### YOUR TASK
Can you return the material from the line containing "400, 79, 414]" up to and including the line containing "421, 169, 432]", reproducing each line without any change?

----- INFORMATION GIVEN

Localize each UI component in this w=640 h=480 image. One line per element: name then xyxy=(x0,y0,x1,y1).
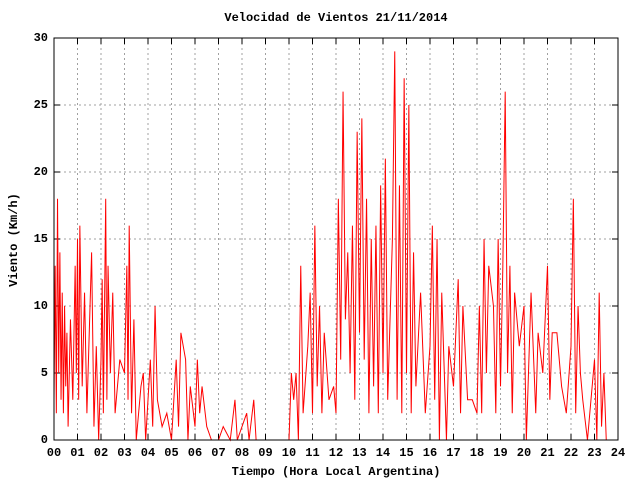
x-tick-label: 08 xyxy=(235,446,249,460)
x-tick-label: 10 xyxy=(282,446,296,460)
x-tick-label: 06 xyxy=(188,446,202,460)
x-tick-label: 19 xyxy=(493,446,507,460)
x-tick-label: 16 xyxy=(423,446,437,460)
y-axis-label: Viento (Km/h) xyxy=(7,193,21,287)
x-tick-label: 02 xyxy=(94,446,108,460)
x-tick-label: 05 xyxy=(164,446,178,460)
x-tick-label: 11 xyxy=(305,446,319,460)
x-tick-label: 03 xyxy=(117,446,131,460)
x-tick-label: 22 xyxy=(564,446,578,460)
x-tick-label: 24 xyxy=(611,446,625,460)
y-tick-label: 10 xyxy=(34,299,48,313)
x-tick-label: 00 xyxy=(47,446,61,460)
x-tick-label: 12 xyxy=(329,446,343,460)
x-tick-label: 18 xyxy=(470,446,484,460)
y-tick-label: 20 xyxy=(34,165,48,179)
plot-border xyxy=(53,37,619,441)
x-tick-label: 17 xyxy=(446,446,460,460)
y-tick-label: 30 xyxy=(34,31,48,45)
x-tick-label: 13 xyxy=(352,446,366,460)
x-tick-label: 23 xyxy=(587,446,601,460)
x-tick-label: 14 xyxy=(376,446,390,460)
y-tick-label: 15 xyxy=(34,232,48,246)
x-tick-label: 07 xyxy=(211,446,225,460)
x-tick-label: 21 xyxy=(540,446,554,460)
x-tick-label: 01 xyxy=(70,446,84,460)
y-tick-label: 25 xyxy=(34,98,48,112)
chart-title: Velocidad de Vientos 21/11/2014 xyxy=(224,11,447,25)
x-tick-label: 04 xyxy=(141,446,155,460)
y-tick-label: 5 xyxy=(41,366,48,380)
x-tick-label: 15 xyxy=(399,446,413,460)
y-tick-label: 0 xyxy=(41,433,48,447)
data-line xyxy=(53,51,607,442)
x-tick-label: 09 xyxy=(258,446,272,460)
x-tick-label: 20 xyxy=(517,446,531,460)
x-axis-label: Tiempo (Hora Local Argentina) xyxy=(232,465,441,479)
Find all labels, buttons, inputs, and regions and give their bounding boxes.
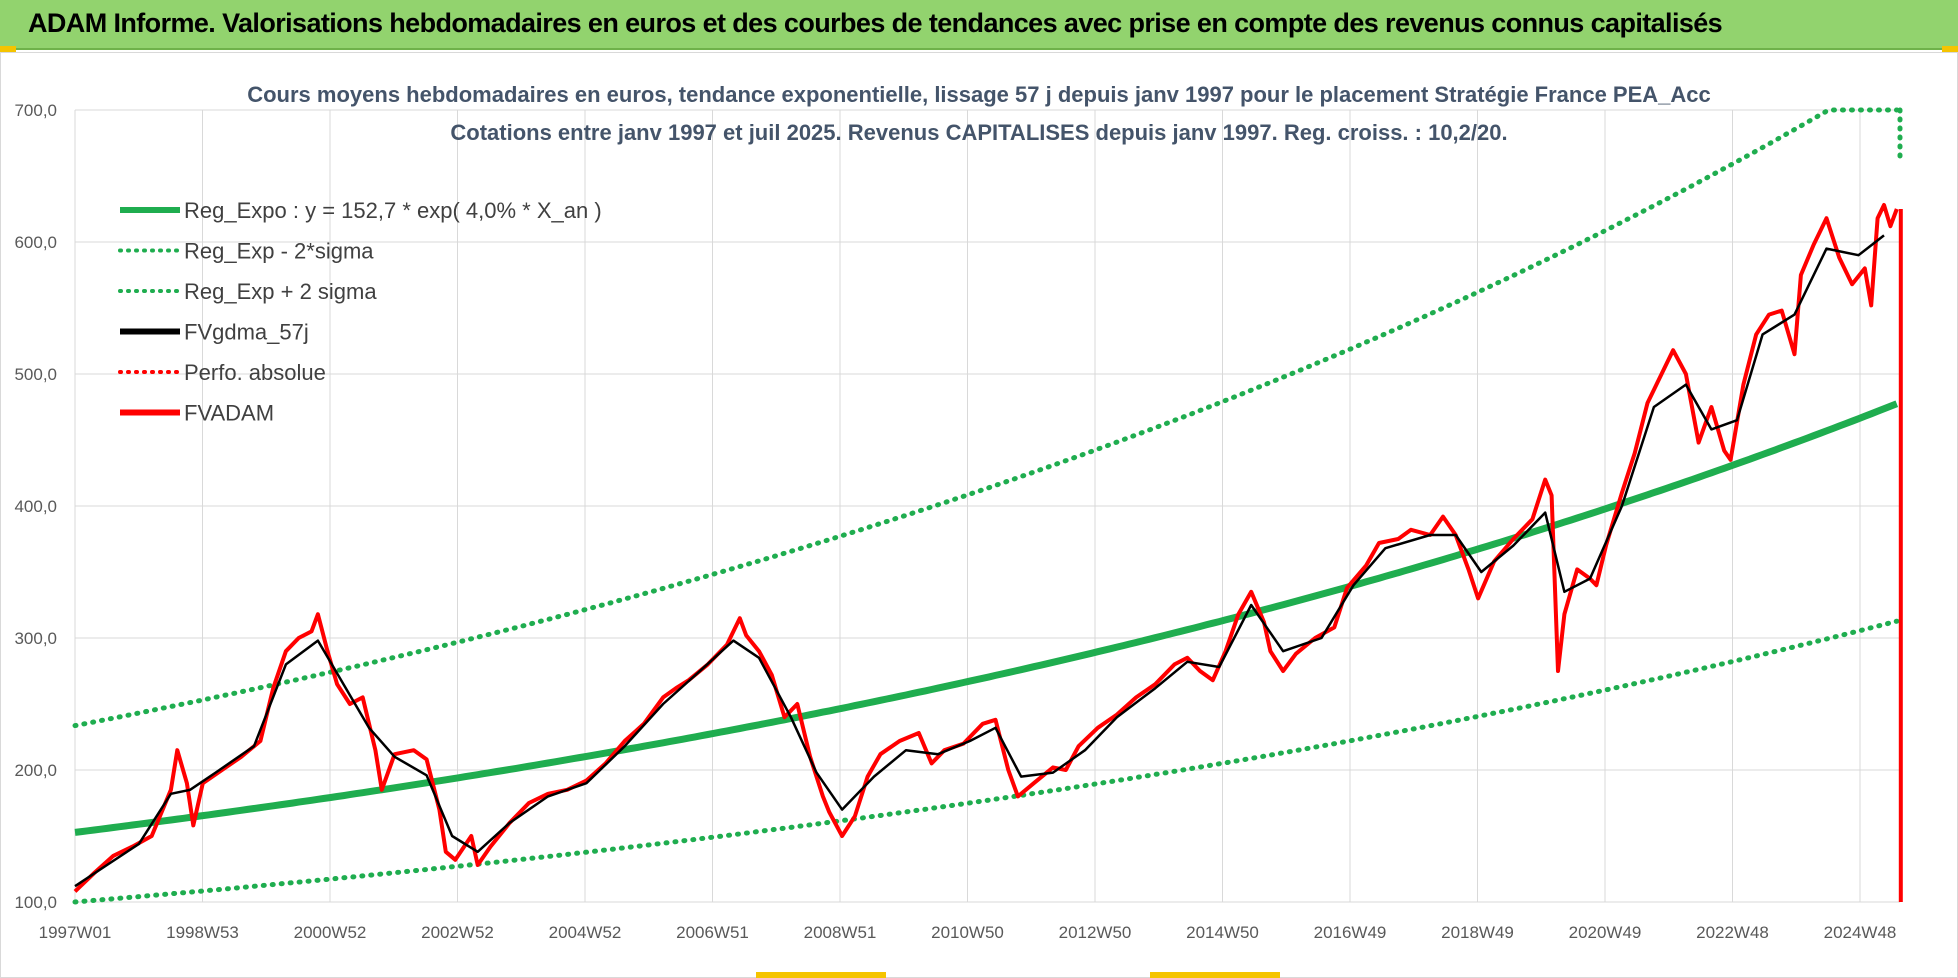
x-tick-label: 2002W52 xyxy=(421,923,494,942)
lower-band-line xyxy=(72,618,1900,905)
x-tick-label: 2022W48 xyxy=(1696,923,1769,942)
bottom-accent-left xyxy=(756,972,886,978)
bottom-accent-right xyxy=(1150,972,1280,978)
x-tick-label: 2006W51 xyxy=(676,923,749,942)
y-axis-ticks: 100,0 200,0 300,0 400,0 500,0 600,0 700,0 xyxy=(14,101,57,912)
reg-expo-line xyxy=(74,400,1899,836)
x-tick-label: 2008W51 xyxy=(804,923,877,942)
chart-series xyxy=(72,107,1903,905)
corner-mark-left xyxy=(0,46,16,52)
x-axis-ticks: 1997W01 1998W53 2000W52 2002W52 2004W52 2006W… xyxy=(39,923,1897,942)
upper-band-line xyxy=(72,107,1900,729)
x-tick-label: 2012W50 xyxy=(1059,923,1132,942)
y-tick-label: 700,0 xyxy=(14,101,57,120)
x-tick-label: 2004W52 xyxy=(549,923,622,942)
y-tick-label: 600,0 xyxy=(14,233,57,252)
legend-label: Reg_Exp + 2 sigma xyxy=(184,279,377,304)
chart-legend: Reg_Expo : y = 152,7 * exp( 4,0% * X_an … xyxy=(118,198,602,426)
x-tick-label: 1997W01 xyxy=(39,923,112,942)
x-tick-label: 2020W49 xyxy=(1569,923,1642,942)
chart-grid xyxy=(74,109,1900,903)
x-tick-label: 2000W52 xyxy=(294,923,367,942)
legend-label: FVADAM xyxy=(184,401,274,426)
x-tick-label: 2018W49 xyxy=(1441,923,1514,942)
chart-title-line1: Cours moyens hebdomadaires en euros, ten… xyxy=(247,82,1711,107)
y-tick-label: 200,0 xyxy=(14,761,57,780)
y-tick-label: 400,0 xyxy=(14,497,57,516)
chart-title-line2: Cotations entre janv 1997 et juil 2025. … xyxy=(450,120,1507,145)
banner-title: ADAM Informe. Valorisations hebdomadaire… xyxy=(28,8,1723,38)
y-tick-label: 500,0 xyxy=(14,365,57,384)
legend-label: FVgdma_57j xyxy=(184,320,309,345)
corner-mark-right xyxy=(1942,46,1958,52)
x-tick-label: 2016W49 xyxy=(1314,923,1387,942)
y-tick-label: 300,0 xyxy=(14,629,57,648)
x-tick-label: 2024W48 xyxy=(1824,923,1897,942)
legend-label: Reg_Exp - 2*sigma xyxy=(184,239,374,264)
chart-area xyxy=(0,52,1958,978)
fvgdma-line xyxy=(74,234,1885,888)
legend-label: Reg_Expo : y = 152,7 * exp( 4,0% * X_an … xyxy=(184,198,602,223)
y-tick-label: 100,0 xyxy=(14,893,57,912)
legend-label: Perfo. absolue xyxy=(184,360,326,385)
x-tick-label: 2014W50 xyxy=(1186,923,1259,942)
x-tick-label: 2010W50 xyxy=(931,923,1004,942)
x-tick-label: 1998W53 xyxy=(166,923,239,942)
title-banner: ADAM Informe. Valorisations hebdomadaire… xyxy=(0,0,1958,50)
fvadam-line xyxy=(73,203,1899,893)
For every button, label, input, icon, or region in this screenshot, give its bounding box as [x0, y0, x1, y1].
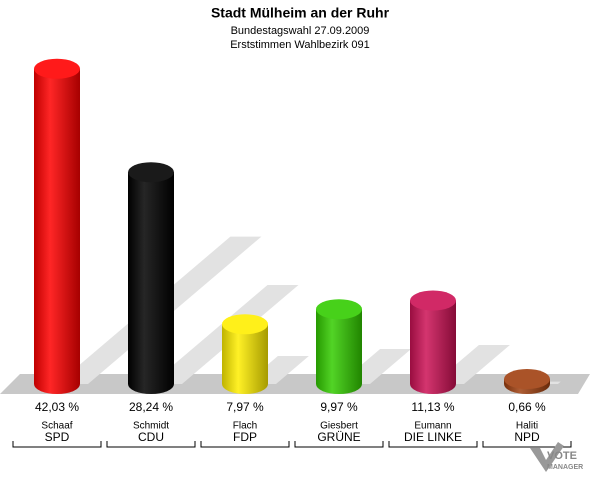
value-label: 42,03 %	[35, 400, 79, 414]
bar-top	[222, 314, 268, 335]
category-bracket	[388, 441, 478, 448]
chart-subtitle: Bundestagswahl 27.09.2009	[231, 25, 370, 37]
category-bracket	[12, 441, 102, 448]
x-tick-label: DIE LINKE	[404, 430, 462, 444]
value-label: 9,97 %	[320, 400, 358, 414]
value-label: 0,66 %	[508, 400, 546, 414]
x-tick-label: CDU	[138, 430, 164, 444]
logo-text: MANAGER	[547, 464, 583, 471]
candidate-label: Giesbert	[320, 421, 358, 432]
bar-top	[34, 58, 80, 79]
bar	[34, 68, 80, 395]
candidate-label: Haliti	[516, 421, 538, 432]
bar-top	[504, 369, 550, 390]
bar-top	[128, 162, 174, 183]
bar	[410, 300, 456, 394]
candidate-label: Schmidt	[133, 421, 169, 432]
x-tick-label: FDP	[233, 430, 257, 444]
bar-top	[316, 299, 362, 320]
x-tick-label: NPD	[514, 430, 540, 444]
candidate-label: Flach	[233, 421, 257, 432]
logo-text: VOTE	[547, 450, 577, 462]
bar	[222, 324, 268, 394]
candidate-label: Eumann	[414, 421, 451, 432]
category-bracket	[106, 441, 196, 448]
value-label: 28,24 %	[129, 400, 173, 414]
x-tick-label: GRÜNE	[317, 430, 360, 444]
chart-subtitle: Erststimmen Wahlbezirk 091	[230, 39, 370, 51]
x-tick-label: SPD	[45, 430, 70, 444]
bar-top	[410, 290, 456, 311]
logo: VOTE MANAGER	[530, 442, 583, 472]
bar	[128, 172, 174, 394]
value-label: 7,97 %	[226, 400, 264, 414]
category-bracket	[294, 441, 384, 448]
category-bracket	[482, 441, 572, 448]
chart-title: Stadt Mülheim an der Ruhr	[211, 5, 390, 21]
category-bracket	[200, 441, 290, 448]
value-label: 11,13 %	[411, 400, 454, 414]
logo-icon	[530, 442, 564, 472]
bars	[34, 58, 550, 395]
bar	[316, 309, 362, 394]
candidate-label: Schaaf	[41, 421, 72, 432]
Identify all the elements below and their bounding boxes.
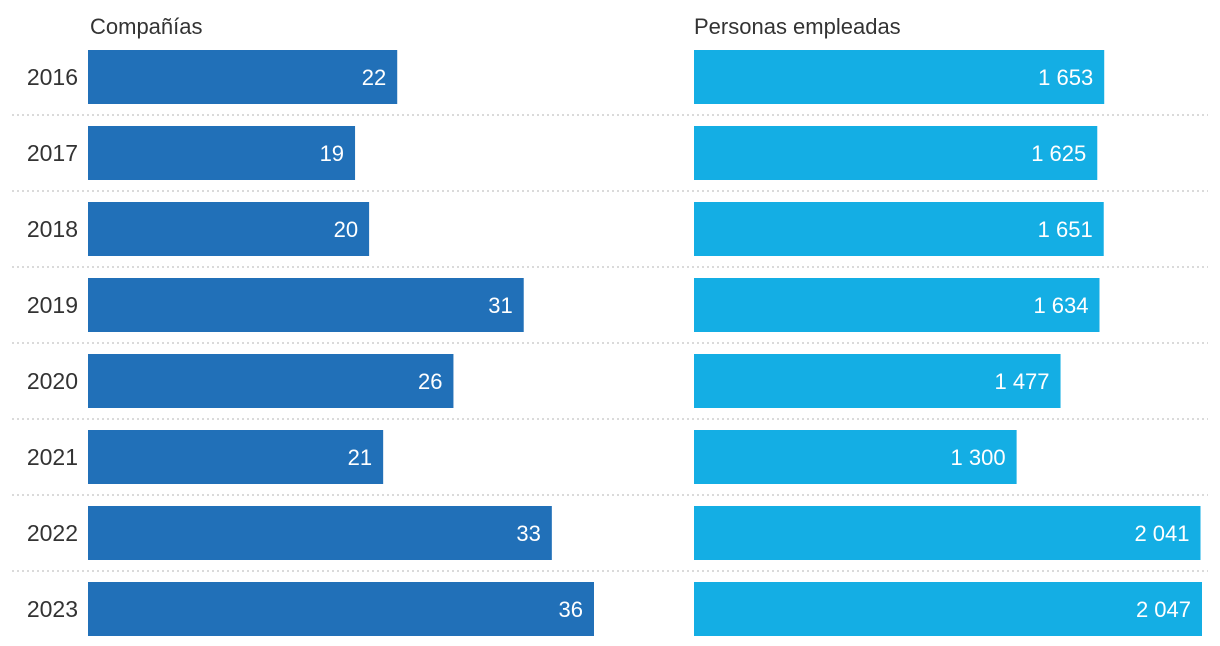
value-label-companias-2017: 19 [320,141,344,166]
year-labels: 2016 2017 2018 2019 2020 2021 2022 2023 [27,64,78,622]
value-label-personas-2019: 1 634 [1033,293,1088,318]
value-label-companias-2022: 33 [516,521,540,546]
bar-personas-2020 [694,354,1061,408]
year-label-2021: 2021 [27,444,78,470]
bar-personas-2016 [694,50,1105,104]
value-label-personas-2023: 2 047 [1136,597,1191,622]
bar-personas-2017 [694,126,1098,180]
bar-companias-2022 [88,506,552,560]
panel-titles: Compañías Personas empleadas [90,14,901,39]
bar-personas-2023 [694,582,1202,636]
bar-companias-2023 [88,582,594,636]
year-label-2016: 2016 [27,64,78,90]
panel-title-companias: Compañías [90,14,203,39]
bar-companias-2020 [88,354,454,408]
value-label-companias-2019: 31 [488,293,512,318]
year-label-2022: 2022 [27,520,78,546]
bars [88,50,1202,636]
value-label-personas-2020: 1 477 [994,369,1049,394]
year-label-2019: 2019 [27,292,78,318]
row-dividers [12,114,1208,572]
value-labels: 22 19 20 31 26 21 33 36 1 653 1 625 1 651 1 634 1 47… [320,65,1191,622]
bar-companias-2019 [88,278,524,332]
value-label-personas-2017: 1 625 [1031,141,1086,166]
bar-personas-2018 [694,202,1104,256]
year-label-2017: 2017 [27,140,78,166]
value-label-personas-2022: 2 041 [1134,521,1189,546]
bar-companias-2017 [88,126,356,180]
bar-companias-2018 [88,202,370,256]
year-label-2018: 2018 [27,216,78,242]
value-label-companias-2020: 26 [418,369,442,394]
value-label-companias-2016: 22 [362,65,386,90]
year-label-2020: 2020 [27,368,78,394]
value-label-personas-2018: 1 651 [1038,217,1093,242]
panel-title-personas-empleadas: Personas empleadas [694,14,901,39]
value-label-companias-2021: 21 [348,445,372,470]
value-label-companias-2023: 36 [559,597,583,622]
value-label-companias-2018: 20 [334,217,358,242]
year-label-2023: 2023 [27,596,78,622]
value-label-personas-2021: 1 300 [951,445,1006,470]
bar-personas-2021 [694,430,1017,484]
bar-personas-2022 [694,506,1201,560]
bar-companias-2016 [88,50,398,104]
bar-personas-2019 [694,278,1100,332]
bar-companias-2021 [88,430,384,484]
value-label-personas-2016: 1 653 [1038,65,1093,90]
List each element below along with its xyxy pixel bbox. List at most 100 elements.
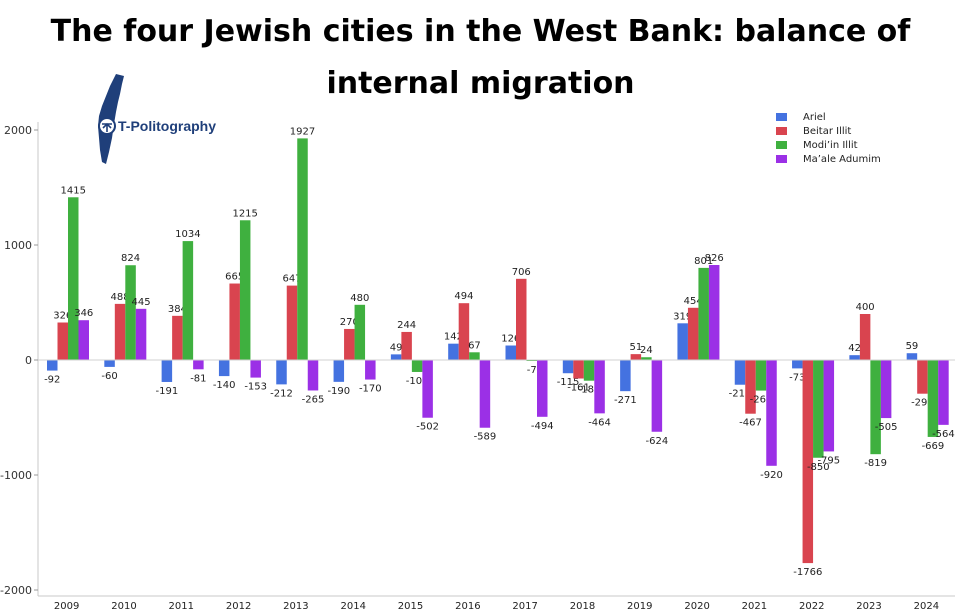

----------

### WRITTEN SOLUTION
value-label: 42,03 %	[35, 400, 79, 414]
bar-top	[222, 314, 268, 335]
category-bracket	[388, 441, 478, 448]
chart-subtitle: Bundestagswahl 27.09.2009	[231, 25, 370, 37]
category-bracket	[12, 441, 102, 448]
x-tick-label: DIE LINKE	[404, 430, 462, 444]
value-label: 9,97 %	[320, 400, 358, 414]
value-label: 0,66 %	[508, 400, 546, 414]
x-tick-label: CDU	[138, 430, 164, 444]
logo-text: MANAGER	[547, 464, 583, 471]
candidate-label: Giesbert	[320, 421, 358, 432]
bar-top	[34, 58, 80, 79]
bar	[34, 68, 80, 395]
candidate-label: Haliti	[516, 421, 538, 432]
bar-top	[504, 369, 550, 390]
bar-top	[128, 162, 174, 183]
bar	[410, 300, 456, 394]
candidate-label: Schmidt	[133, 421, 169, 432]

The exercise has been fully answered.